- [WHAT TO WORK ON]
Can you retype every record below exactly as written?

_____

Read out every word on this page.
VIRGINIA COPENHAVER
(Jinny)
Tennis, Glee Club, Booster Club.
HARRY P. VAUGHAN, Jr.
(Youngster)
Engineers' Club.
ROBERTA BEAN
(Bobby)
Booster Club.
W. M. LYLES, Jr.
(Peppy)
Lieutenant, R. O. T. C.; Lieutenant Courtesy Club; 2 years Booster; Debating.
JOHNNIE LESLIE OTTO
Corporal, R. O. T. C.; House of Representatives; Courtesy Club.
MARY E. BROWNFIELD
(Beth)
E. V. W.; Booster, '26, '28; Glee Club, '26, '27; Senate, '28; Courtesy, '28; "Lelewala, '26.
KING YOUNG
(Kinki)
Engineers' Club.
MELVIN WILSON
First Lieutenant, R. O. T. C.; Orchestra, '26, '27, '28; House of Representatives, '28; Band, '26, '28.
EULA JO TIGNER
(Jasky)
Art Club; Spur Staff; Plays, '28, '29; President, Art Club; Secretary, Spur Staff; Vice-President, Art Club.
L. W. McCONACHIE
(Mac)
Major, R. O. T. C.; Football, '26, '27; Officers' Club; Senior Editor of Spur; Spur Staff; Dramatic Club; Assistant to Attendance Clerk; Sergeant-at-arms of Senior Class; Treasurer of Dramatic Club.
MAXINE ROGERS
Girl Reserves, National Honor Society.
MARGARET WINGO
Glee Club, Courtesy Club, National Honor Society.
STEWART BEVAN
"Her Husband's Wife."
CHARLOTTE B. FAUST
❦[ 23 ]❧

_____

- [RESPONSE]
Read out every word on this page.
VIRGINIA COPENHAVER
(Jinny)
Tennis, Glee Club, Booster Club.
HARRY P. VAUGHAN, Jr.
(Youngster)
Engineers' Club.
ROBERTA BEAN
(Bobby)
Booster Club.
W. M. LYLES, Jr.
(Peppy)
Lieutenant, R. O. T. C.; Lieutenant Courtesy Club; 2 years Booster; Debating.
JOHNNIE LESLIE OTTO
Corporal, R. O. T. C.; House of Representatives; Courtesy Club.
MARY E. BROWNFIELD
(Beth)
E. V. W.; Booster, '26, '28; Glee Club, '26, '27; Senate, '28; Courtesy, '28; "Lelewala, '26.
KING YOUNG
(Kinki)
Engineers' Club.
MELVIN WILSON
First Lieutenant, R. O. T. C.; Orchestra, '26, '27, '28; House of Representatives, '28; Band, '26, '28.
EULA JO TIGNER
(Jasky)
Art Club; Spur Staff; Plays, '28, '29; President, Art Club; Secretary, Spur Staff; Vice-President, Art Club.
L. W. McCONACHIE
(Mac)
Major, R. O. T. C.; Football, '26, '27; Officers' Club; Senior Editor of Spur; Spur Staff; Dramatic Club; Assistant to Attendance Clerk; Sergeant-at-arms of Senior Class; Treasurer of Dramatic Club.
MAXINE ROGERS
Girl Reserves, National Honor Society.
MARGARET WINGO
Glee Club, Courtesy Club, National Honor Society.
STEWART BEVAN
"Her Husband's Wife."
CHARLOTTE B. FAUST
❦[ 23 ]❧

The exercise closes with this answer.